> _Requisitos_:
a - Actualize o trecho da crítica que vai de "As agruras de" até "a integridade artística.", trocando "dramaturgo" por "escritor".
b - Enumere todos os actores cujos nomes surgem entre parênteses na crítica.

> _Texto para ler_:

⁂

Génios e “gangsters”
Por Vasco T. Menezes

A Nova Iorque dos loucos anos 20 e as pretensões e hipocrisias do mundo do teatro, numa deliciosa sátira de Woody Allen

As agruras de um artista em apuros. Segundo David Shayne (John Cusack), o teatro não deve servir apenas para distrair, mas também para “elevar a alma das pessoas”. É isso que ele tem tentado fazer com as suas peças, mas o problema é que ninguém as vai ver... À terceira tentativa, o jovem dramaturgo resolve ser também o encenador e jura não comprometer a integridade artística.

No entanto, depressa é forçado a mudar de ideias, pois percebe que, para obter o financiamento necessário, terá de aceitar como actriz a namorada sem talento (Jennifer Tilly) de Nick Valenti (Joe Viterelli), um “gangster” que serve de inusitado “mecenas”. Além disso, há ainda Cheech (Chazz Palminteri), um guarda-costas brutamontes com ideias muito bem definidas acerca da escrita de teatro e que vai ensinar David a “escrever como as pessoas falam”...

⁂

[Registos de caixas etiquetadas]
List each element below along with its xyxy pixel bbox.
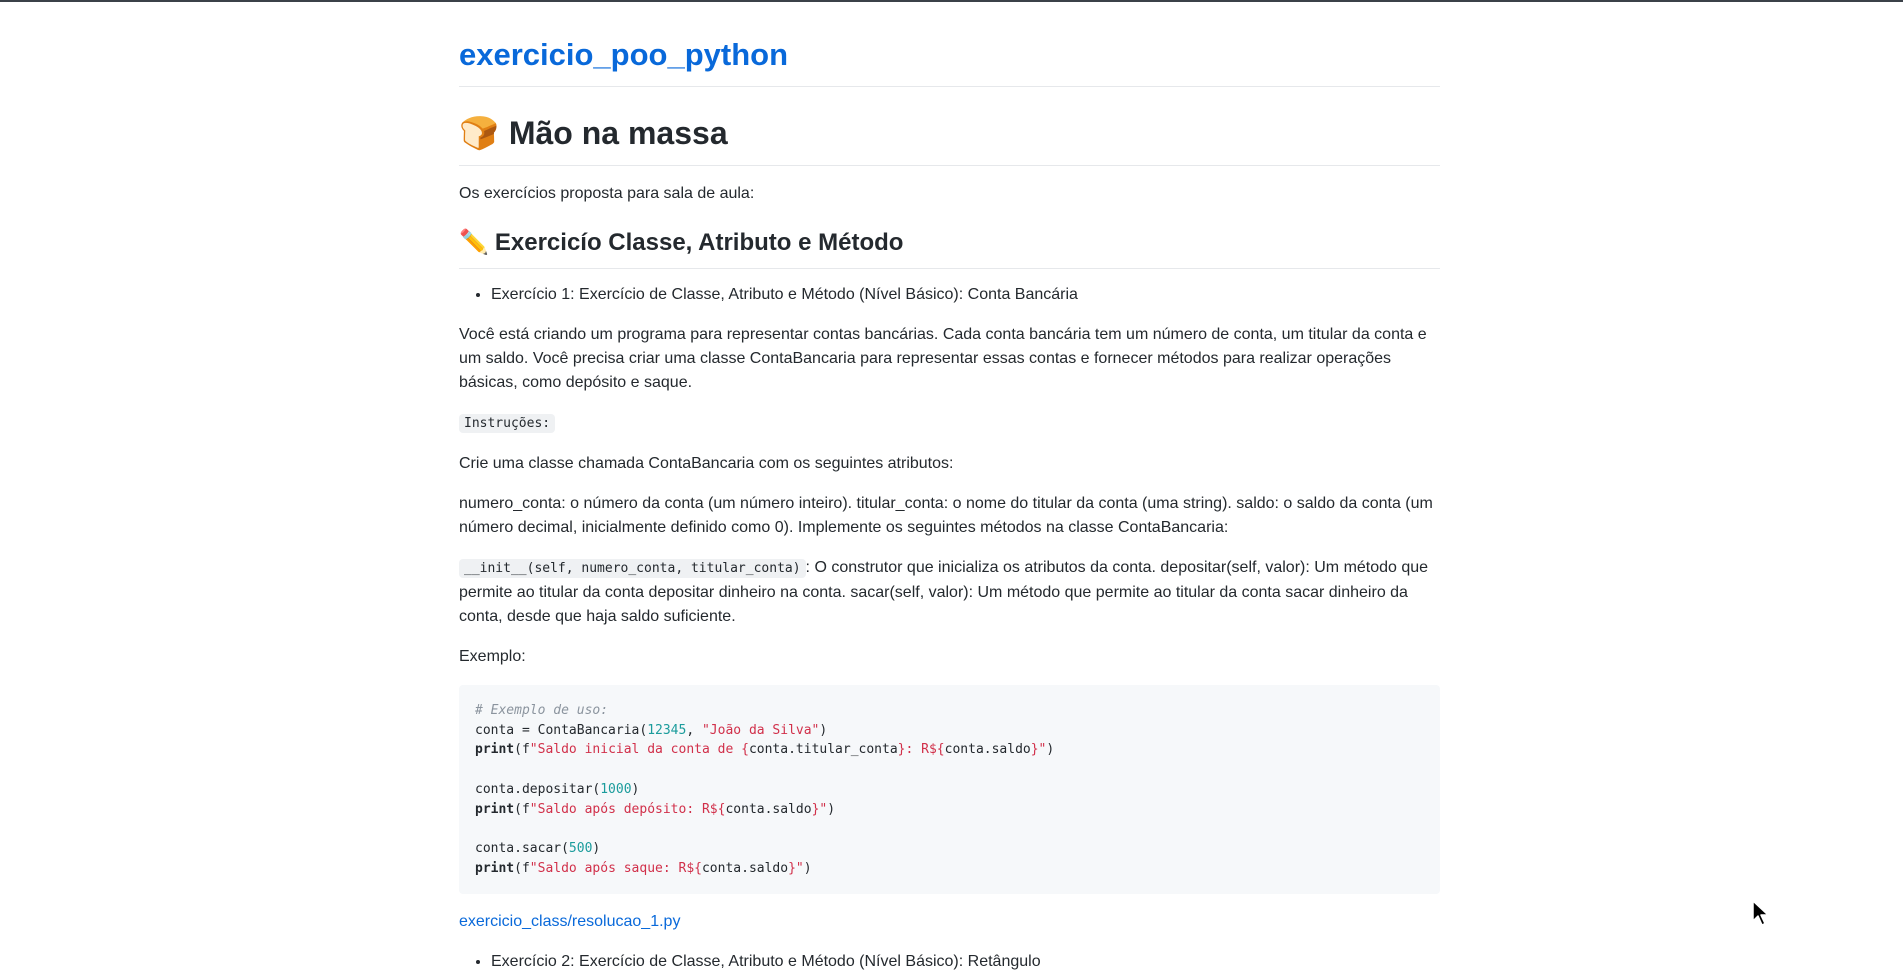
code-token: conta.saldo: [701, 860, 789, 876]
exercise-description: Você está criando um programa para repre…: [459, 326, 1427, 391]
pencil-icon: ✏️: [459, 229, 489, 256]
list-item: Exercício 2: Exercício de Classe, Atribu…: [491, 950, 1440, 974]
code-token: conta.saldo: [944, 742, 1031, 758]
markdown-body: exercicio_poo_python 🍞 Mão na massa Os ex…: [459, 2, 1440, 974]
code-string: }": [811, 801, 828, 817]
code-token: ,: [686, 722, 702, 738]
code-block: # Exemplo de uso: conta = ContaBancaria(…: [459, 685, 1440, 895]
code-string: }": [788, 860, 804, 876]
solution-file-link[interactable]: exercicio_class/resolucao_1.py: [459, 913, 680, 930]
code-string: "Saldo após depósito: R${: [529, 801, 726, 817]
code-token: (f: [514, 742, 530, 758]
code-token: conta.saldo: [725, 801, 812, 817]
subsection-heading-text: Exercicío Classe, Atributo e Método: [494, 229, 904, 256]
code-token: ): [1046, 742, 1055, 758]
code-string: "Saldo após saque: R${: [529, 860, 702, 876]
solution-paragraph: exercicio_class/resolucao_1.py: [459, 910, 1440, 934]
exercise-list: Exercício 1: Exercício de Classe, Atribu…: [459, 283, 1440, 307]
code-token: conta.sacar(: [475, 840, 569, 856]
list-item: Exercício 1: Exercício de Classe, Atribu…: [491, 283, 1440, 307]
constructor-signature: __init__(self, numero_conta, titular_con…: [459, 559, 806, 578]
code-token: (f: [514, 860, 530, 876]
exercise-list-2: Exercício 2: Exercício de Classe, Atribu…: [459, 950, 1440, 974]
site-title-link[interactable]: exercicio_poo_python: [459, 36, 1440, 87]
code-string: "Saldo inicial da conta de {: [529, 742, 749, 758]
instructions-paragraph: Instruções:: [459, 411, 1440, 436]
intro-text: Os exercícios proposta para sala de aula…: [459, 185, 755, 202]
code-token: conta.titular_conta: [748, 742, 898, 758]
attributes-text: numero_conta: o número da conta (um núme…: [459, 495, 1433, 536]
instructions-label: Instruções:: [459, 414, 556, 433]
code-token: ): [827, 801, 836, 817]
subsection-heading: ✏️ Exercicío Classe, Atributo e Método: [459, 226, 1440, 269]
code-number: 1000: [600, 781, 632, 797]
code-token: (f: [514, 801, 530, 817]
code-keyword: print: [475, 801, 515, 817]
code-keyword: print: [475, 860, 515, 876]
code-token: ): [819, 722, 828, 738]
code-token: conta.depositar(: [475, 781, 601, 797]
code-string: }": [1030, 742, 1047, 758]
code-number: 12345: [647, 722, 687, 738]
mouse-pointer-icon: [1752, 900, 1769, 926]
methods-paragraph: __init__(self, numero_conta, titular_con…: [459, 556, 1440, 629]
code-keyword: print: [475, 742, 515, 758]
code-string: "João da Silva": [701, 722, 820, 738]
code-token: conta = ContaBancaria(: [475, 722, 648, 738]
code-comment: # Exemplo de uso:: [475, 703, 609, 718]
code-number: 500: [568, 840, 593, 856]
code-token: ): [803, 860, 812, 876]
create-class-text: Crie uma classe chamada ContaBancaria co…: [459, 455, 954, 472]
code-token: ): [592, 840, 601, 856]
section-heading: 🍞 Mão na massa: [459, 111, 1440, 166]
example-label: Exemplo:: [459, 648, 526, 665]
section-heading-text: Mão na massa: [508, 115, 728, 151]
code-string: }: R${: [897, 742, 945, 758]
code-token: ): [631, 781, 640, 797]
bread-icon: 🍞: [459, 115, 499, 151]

⁂

> _Resultados do exercício_:
a -
As agruras de um artista em apuros. Segundo David Shayne (John Cusack), o teatro não deve servir apenas para distrair, mas também para “elevar a alma das pessoas”. É isso que ele tem tentado fazer com as suas peças, mas o problema é que ninguém as vai ver... À terceira tentativa, o jovem escritor resolve ser também o encenador e jura não comprometer a integridade artística.

b - John Cusack, Jennifer Tilly, Joe Viterelli, Chazz Palminteri